**What you should do:** Transcribe each record exactly. Include every one.

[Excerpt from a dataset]
:::::

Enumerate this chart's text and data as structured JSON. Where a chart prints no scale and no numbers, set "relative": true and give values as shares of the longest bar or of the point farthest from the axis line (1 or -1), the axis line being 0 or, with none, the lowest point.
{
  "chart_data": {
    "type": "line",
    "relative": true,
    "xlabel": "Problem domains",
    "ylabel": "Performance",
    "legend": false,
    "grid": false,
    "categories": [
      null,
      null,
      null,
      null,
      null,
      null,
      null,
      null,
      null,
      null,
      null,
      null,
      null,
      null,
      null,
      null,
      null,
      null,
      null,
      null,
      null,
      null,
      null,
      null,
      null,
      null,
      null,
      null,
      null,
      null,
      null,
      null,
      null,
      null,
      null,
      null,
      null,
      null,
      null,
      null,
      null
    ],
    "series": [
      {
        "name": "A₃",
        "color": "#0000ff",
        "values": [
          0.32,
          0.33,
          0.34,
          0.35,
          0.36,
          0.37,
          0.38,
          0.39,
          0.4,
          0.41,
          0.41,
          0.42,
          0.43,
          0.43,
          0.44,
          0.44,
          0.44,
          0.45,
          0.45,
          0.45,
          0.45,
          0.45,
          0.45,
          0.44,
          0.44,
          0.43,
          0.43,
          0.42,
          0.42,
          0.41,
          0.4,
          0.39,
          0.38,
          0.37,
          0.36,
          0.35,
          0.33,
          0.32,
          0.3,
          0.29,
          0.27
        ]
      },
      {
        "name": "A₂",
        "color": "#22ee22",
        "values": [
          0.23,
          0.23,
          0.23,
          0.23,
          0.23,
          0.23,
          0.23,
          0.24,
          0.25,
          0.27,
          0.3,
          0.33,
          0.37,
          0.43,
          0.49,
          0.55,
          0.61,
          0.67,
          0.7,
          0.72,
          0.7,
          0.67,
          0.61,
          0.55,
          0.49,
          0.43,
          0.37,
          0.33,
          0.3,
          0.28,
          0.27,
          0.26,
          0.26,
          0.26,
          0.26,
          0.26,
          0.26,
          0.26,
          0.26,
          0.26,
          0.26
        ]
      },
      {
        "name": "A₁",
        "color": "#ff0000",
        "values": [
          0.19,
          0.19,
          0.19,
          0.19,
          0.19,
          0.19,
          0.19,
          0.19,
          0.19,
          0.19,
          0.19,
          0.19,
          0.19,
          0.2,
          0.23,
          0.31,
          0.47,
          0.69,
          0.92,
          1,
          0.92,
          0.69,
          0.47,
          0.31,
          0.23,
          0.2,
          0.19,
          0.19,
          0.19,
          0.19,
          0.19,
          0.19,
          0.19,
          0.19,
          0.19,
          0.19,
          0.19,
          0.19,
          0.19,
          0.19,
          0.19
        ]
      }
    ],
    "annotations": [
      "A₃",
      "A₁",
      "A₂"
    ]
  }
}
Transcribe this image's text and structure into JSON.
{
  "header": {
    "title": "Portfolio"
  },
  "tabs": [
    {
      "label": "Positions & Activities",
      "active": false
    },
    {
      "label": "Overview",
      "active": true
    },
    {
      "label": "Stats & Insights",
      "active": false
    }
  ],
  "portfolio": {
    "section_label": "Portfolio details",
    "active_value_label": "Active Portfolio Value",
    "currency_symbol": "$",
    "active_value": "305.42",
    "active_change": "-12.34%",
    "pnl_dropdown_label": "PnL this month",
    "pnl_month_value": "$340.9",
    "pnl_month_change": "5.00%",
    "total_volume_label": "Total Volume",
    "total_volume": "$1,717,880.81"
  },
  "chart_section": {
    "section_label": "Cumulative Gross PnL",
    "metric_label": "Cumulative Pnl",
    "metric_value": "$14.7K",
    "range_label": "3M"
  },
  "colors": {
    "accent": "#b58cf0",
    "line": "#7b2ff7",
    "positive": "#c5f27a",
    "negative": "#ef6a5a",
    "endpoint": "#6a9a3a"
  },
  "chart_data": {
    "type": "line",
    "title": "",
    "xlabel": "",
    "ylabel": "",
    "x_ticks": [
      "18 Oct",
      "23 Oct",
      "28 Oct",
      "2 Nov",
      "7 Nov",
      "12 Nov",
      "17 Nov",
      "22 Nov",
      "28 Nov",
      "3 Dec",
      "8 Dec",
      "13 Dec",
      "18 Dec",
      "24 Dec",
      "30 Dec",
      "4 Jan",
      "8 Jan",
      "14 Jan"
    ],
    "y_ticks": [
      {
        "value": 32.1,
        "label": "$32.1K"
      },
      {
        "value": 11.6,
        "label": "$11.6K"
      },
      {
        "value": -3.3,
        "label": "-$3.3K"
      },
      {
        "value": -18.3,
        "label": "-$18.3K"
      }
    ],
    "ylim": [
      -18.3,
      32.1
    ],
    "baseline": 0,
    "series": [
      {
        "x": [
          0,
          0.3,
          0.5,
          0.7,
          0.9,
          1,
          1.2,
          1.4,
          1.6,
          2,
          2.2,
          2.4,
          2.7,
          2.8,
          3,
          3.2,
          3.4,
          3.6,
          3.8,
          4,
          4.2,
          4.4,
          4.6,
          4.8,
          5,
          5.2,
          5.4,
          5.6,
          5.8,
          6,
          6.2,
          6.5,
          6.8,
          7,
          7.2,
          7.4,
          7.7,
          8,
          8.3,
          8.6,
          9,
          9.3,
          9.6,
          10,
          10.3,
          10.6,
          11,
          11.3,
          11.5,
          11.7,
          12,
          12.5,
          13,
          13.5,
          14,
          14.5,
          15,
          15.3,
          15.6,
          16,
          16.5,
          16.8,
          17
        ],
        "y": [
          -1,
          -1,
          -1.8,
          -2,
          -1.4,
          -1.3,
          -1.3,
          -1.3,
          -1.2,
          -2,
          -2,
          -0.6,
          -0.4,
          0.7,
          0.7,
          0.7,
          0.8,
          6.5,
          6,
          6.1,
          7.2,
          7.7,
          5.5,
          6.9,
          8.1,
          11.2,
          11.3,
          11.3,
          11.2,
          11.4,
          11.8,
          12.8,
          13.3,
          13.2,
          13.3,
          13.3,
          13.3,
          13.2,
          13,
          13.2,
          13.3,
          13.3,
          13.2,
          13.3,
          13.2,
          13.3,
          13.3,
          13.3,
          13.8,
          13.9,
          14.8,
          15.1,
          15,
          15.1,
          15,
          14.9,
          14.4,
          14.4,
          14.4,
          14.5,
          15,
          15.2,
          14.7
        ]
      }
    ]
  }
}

:::::

**Exercise result:**
Enumerate this chart's text and data as structured JSON. Where a chart prints no scale and no numbers, set "relative": true and give values as shares of the longest bar or of the point farthest from the axis line (1 or -1), the axis line being 0 or, with none, the lowest point.
{
  "chart_data": {
    "type": "line",
    "relative": true,
    "xlabel": "Problem domains",
    "ylabel": "Performance",
    "legend": false,
    "grid": false,
    "categories": [
      null,
      null,
      null,
      null,
      null,
      null,
      null,
      null,
      null,
      null,
      null,
      null,
      null,
      null,
      null,
      null,
      null,
      null,
      null,
      null,
      null,
      null,
      null,
      null,
      null,
      null,
      null,
      null,
      null,
      null,
      null,
      null,
      null,
      null,
      null,
      null,
      null,
      null,
      null,
      null,
      null
    ],
    "series": [
      {
        "name": "A₃",
        "color": "#0000ff",
        "values": [
          0.32,
          0.33,
          0.34,
          0.35,
          0.36,
          0.37,
          0.38,
          0.39,
          0.4,
          0.41,
          0.41,
          0.42,
          0.43,
          0.43,
          0.44,
          0.44,
          0.44,
          0.45,
          0.45,
          0.45,
          0.45,
          0.45,
          0.45,
          0.44,
          0.44,
          0.43,
          0.43,
          0.42,
          0.42,
          0.41,
          0.4,
          0.39,
          0.38,
          0.37,
          0.36,
          0.35,
          0.33,
          0.32,
          0.3,
          0.29,
          0.27
        ]
      },
      {
        "name": "A₂",
        "color": "#22ee22",
        "values": [
          0.23,
          0.23,
          0.23,
          0.23,
          0.23,
          0.23,
          0.23,
          0.24,
          0.25,
          0.27,
          0.3,
          0.33,
          0.37,
          0.43,
          0.49,
          0.55,
          0.61,
          0.67,
          0.7,
          0.72,
          0.7,
          0.67,
          0.61,
          0.55,
          0.49,
          0.43,
          0.37,
          0.33,
          0.3,
          0.28,
          0.27,
          0.26,
          0.26,
          0.26,
          0.26,
          0.26,
          0.26,
          0.26,
          0.26,
          0.26,
          0.26
        ]
      },
      {
        "name": "A₁",
        "color": "#ff0000",
        "values": [
          0.19,
          0.19,
          0.19,
          0.19,
          0.19,
          0.19,
          0.19,
          0.19,
          0.19,
          0.19,
          0.19,
          0.19,
          0.19,
          0.2,
          0.23,
          0.31,
          0.47,
          0.69,
          0.92,
          1,
          0.92,
          0.69,
          0.47,
          0.31,
          0.23,
          0.2,
          0.19,
          0.19,
          0.19,
          0.19,
          0.19,
          0.19,
          0.19,
          0.19,
          0.19,
          0.19,
          0.19,
          0.19,
          0.19,
          0.19,
          0.19
        ]
      }
    ],
    "annotations": [
      "A₃",
      "A₁",
      "A₂"
    ]
  }
}
Transcribe this image's text and structure into JSON.
{
  "header": {
    "title": "Portfolio"
  },
  "tabs": [
    {
      "label": "Positions & Activities",
      "active": false
    },
    {
      "label": "Overview",
      "active": true
    },
    {
      "label": "Stats & Insights",
      "active": false
    }
  ],
  "portfolio": {
    "section_label": "Portfolio details",
    "active_value_label": "Active Portfolio Value",
    "currency_symbol": "$",
    "active_value": "305.42",
    "active_change": "-12.34%",
    "pnl_dropdown_label": "PnL this month",
    "pnl_month_value": "$340.9",
    "pnl_month_change": "5.00%",
    "total_volume_label": "Total Volume",
    "total_volume": "$1,717,880.81"
  },
  "chart_section": {
    "section_label": "Cumulative Gross PnL",
    "metric_label": "Cumulative Pnl",
    "metric_value": "$14.7K",
    "range_label": "3M"
  },
  "colors": {
    "accent": "#b58cf0",
    "line": "#7b2ff7",
    "positive": "#c5f27a",
    "negative": "#ef6a5a",
    "endpoint": "#6a9a3a"
  },
  "chart_data": {
    "type": "line",
    "title": "",
    "xlabel": "",
    "ylabel": "",
    "x_ticks": [
      "18 Oct",
      "23 Oct",
      "28 Oct",
      "2 Nov",
      "7 Nov",
      "12 Nov",
      "17 Nov",
      "22 Nov",
      "28 Nov",
      "3 Dec",
      "8 Dec",
      "13 Dec",
      "18 Dec",
      "24 Dec",
      "30 Dec",
      "4 Jan",
      "8 Jan",
      "14 Jan"
    ],
    "y_ticks": [
      {
        "value": 32.1,
        "label": "$32.1K"
      },
      {
        "value": 11.6,
        "label": "$11.6K"
      },
      {
        "value": -3.3,
        "label": "-$3.3K"
      },
      {
        "value": -18.3,
        "label": "-$18.3K"
      }
    ],
    "ylim": [
      -18.3,
      32.1
    ],
    "baseline": 0,
    "series": [
      {
        "x": [
          0,
          0.3,
          0.5,
          0.7,
          0.9,
          1,
          1.2,
          1.4,
          1.6,
          2,
          2.2,
          2.4,
          2.7,
          2.8,
          3,
          3.2,
          3.4,
          3.6,
          3.8,
          4,
          4.2,
          4.4,
          4.6,
          4.8,
          5,
          5.2,
          5.4,
          5.6,
          5.8,
          6,
          6.2,
          6.5,
          6.8,
          7,
          7.2,
          7.4,
          7.7,
          8,
          8.3,
          8.6,
          9,
          9.3,
          9.6,
          10,
          10.3,
          10.6,
          11,
          11.3,
          11.5,
          11.7,
          12,
          12.5,
          13,
          13.5,
          14,
          14.5,
          15,
          15.3,
          15.6,
          16,
          16.5,
          16.8,
          17
        ],
        "y": [
          -1,
          -1,
          -1.8,
          -2,
          -1.4,
          -1.3,
          -1.3,
          -1.3,
          -1.2,
          -2,
          -2,
          -0.6,
          -0.4,
          0.7,
          0.7,
          0.7,
          0.8,
          6.5,
          6,
          6.1,
          7.2,
          7.7,
          5.5,
          6.9,
          8.1,
          11.2,
          11.3,
          11.3,
          11.2,
          11.4,
          11.8,
          12.8,
          13.3,
          13.2,
          13.3,
          13.3,
          13.3,
          13.2,
          13,
          13.2,
          13.3,
          13.3,
          13.2,
          13.3,
          13.2,
          13.3,
          13.3,
          13.3,
          13.8,
          13.9,
          14.8,
          15.1,
          15,
          15.1,
          15,
          14.9,
          14.4,
          14.4,
          14.4,
          14.5,
          15,
          15.2,
          14.7
        ]
      }
    ]
  }
}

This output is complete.